Aim –
Tell how many lines in these records contain the string "Department", with only the number as the reply.

------ Excerpted data

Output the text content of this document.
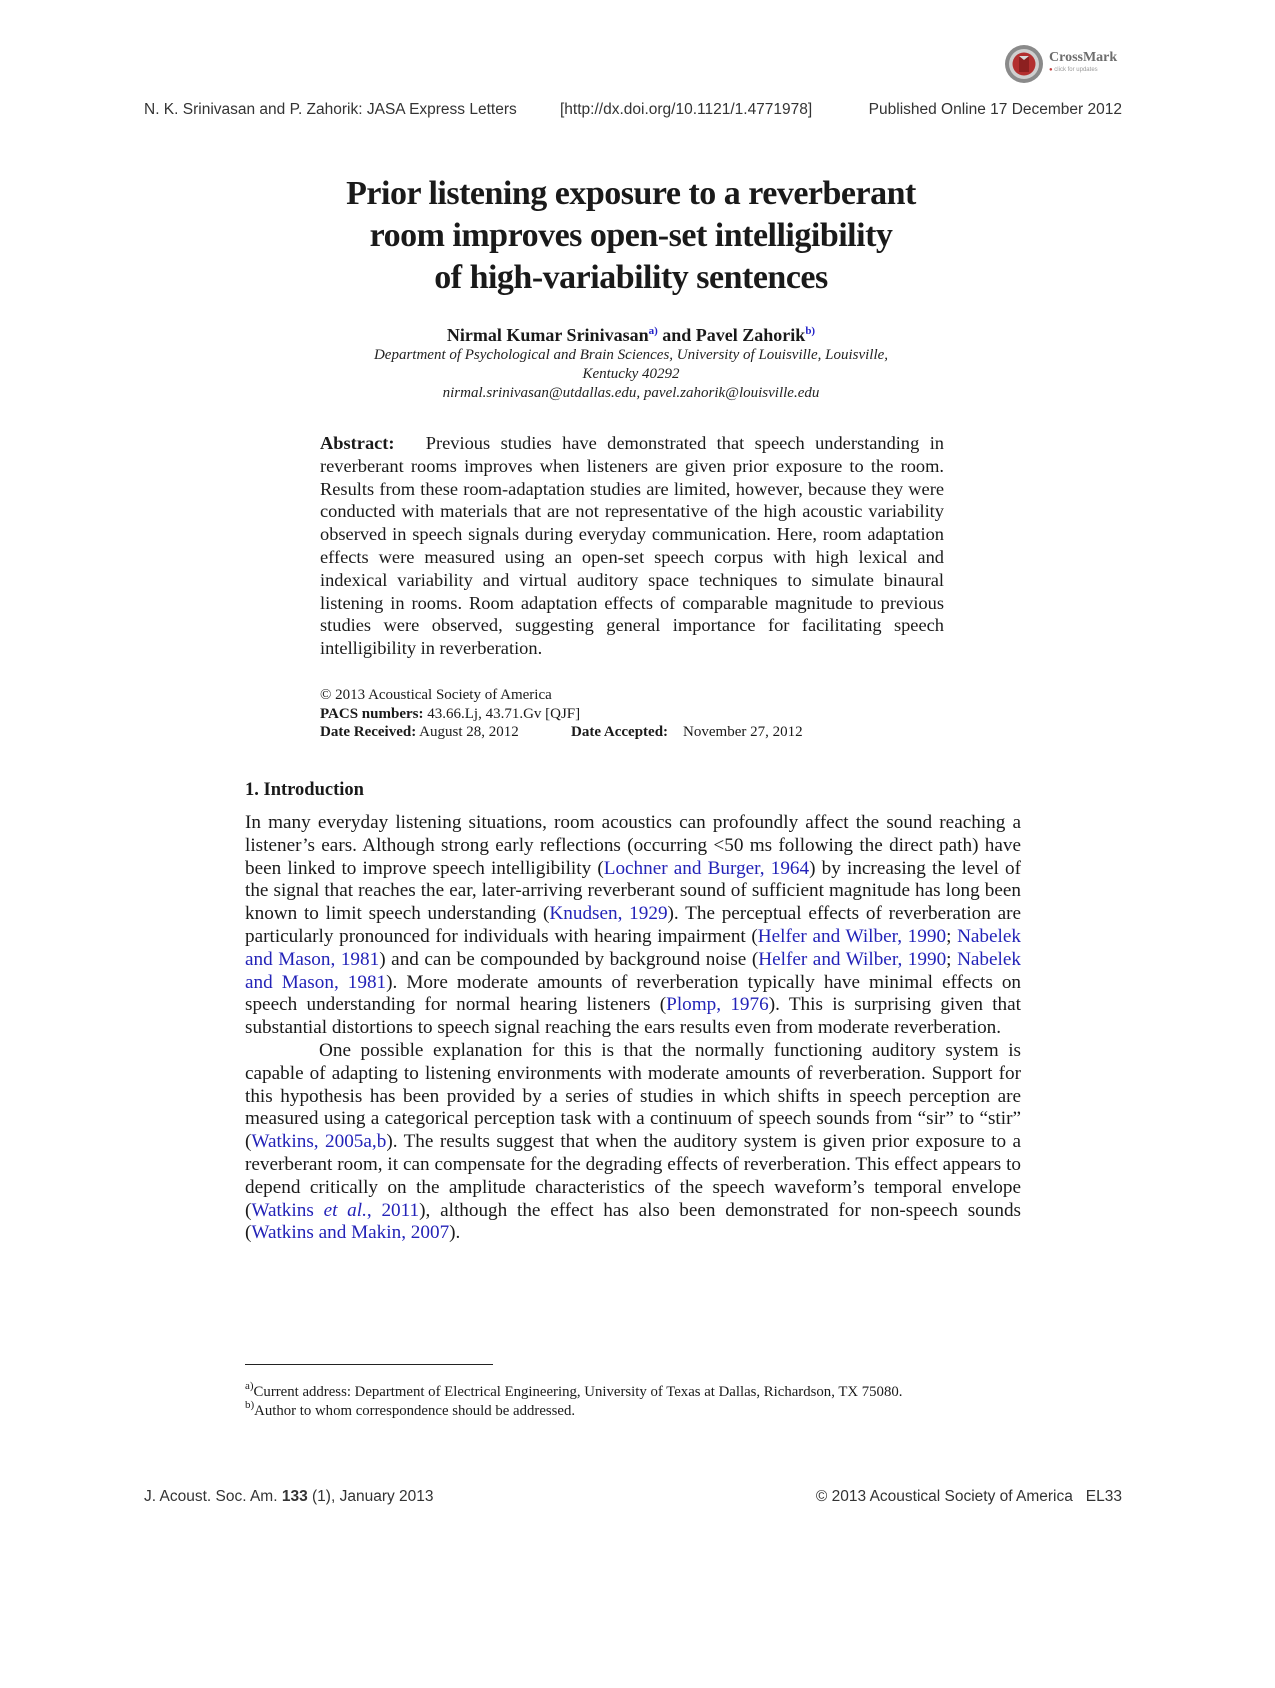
CrossMark
● click for updates
N. K. Srinivasan and P. Zahorik: JASA Express Letters	[http://dx.doi.org/10.1121/1.4771978]	Published Online 17 December 2012
Prior listening exposure to a reverberant
room improves open-set intelligibility
of high-variability sentences
Nirmal Kumar Srinivasan$^{a)}$ and Pavel Zahorik$^{b)}$
Department of Psychological and Brain Sciences, University of Louisville, Louisville,
Kentucky 40292
nirmal.srinivasan@utdallas.edu, pavel.zahorik@louisville.edu
Abstract: Previous studies have demonstrated that speech understanding in reverberant rooms improves when listeners are given prior exposure to the room. Results from these room-adaptation studies are limited, however, because they were conducted with materials that are not representative of the high acoustic variability observed in speech signals during everyday communication. Here, room adaptation effects were measured using an open-set speech corpus with high lexical and indexical variability and virtual auditory space techniques to simulate binaural listening in rooms. Room adaptation effects of comparable magnitude to previous studies were observed, suggesting general importance for facilitating speech intelligibility in reverberation.
© 2013 Acoustical Society of America
PACS numbers: 43.66.Lj, 43.71.Gv [QJF]
Date Received: August 28, 2012	Date Accepted: November 27, 2012
1. Introduction

In many everyday listening situations, room acoustics can profoundly affect the sound reaching a listener’s ears. Although strong early reflections (occurring <50 ms following the direct path) have been linked to improve speech intelligibility (Lochner and Burger, 1964) by increasing the level of the signal that reaches the ear, later-arriving reverberant sound of sufficient magnitude has long been known to limit speech understanding (Knudsen, 1929). The perceptual effects of reverberation are particularly pronounced for individuals with hearing impairment (Helfer and Wilber, 1990; Nabelek and Mason, 1981) and can be compounded by background noise (Helfer and Wilber, 1990; Nabelek and Mason, 1981). More moderate amounts of reverberation typically have minimal effects on speech understanding for normal hearing listeners (Plomp, 1976). This is surprising given that substantial distortions to speech signal reaching the ears results even from moderate reverberation.

One possible explanation for this is that the normally functioning auditory system is capable of adapting to listening environments with moderate amounts of reverberation. Support for this hypothesis has been provided by a series of studies in which shifts in speech perception are measured using a categorical perception task with a continuum of speech sounds from “sir” to “stir” (Watkins, 2005a,b). The results suggest that when the auditory system is given prior exposure to a reverberant room, it can compensate for the degrading effects of reverberation. This effect appears to depend critically on the amplitude characteristics of the speech waveform’s temporal envelope (Watkins et al., 2011), although the effect has also been demonstrated for non-speech sounds (Watkins and Makin, 2007).

$^{a)}$Current address: Department of Electrical Engineering, University of Texas at Dallas, Richardson, TX 75080.
$^{b)}$Author to whom correspondence should be addressed.
J. Acoust. Soc. Am. 133 (1), January 2013	© 2013 Acoustical Society of America   EL33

------------

Finished answer –
2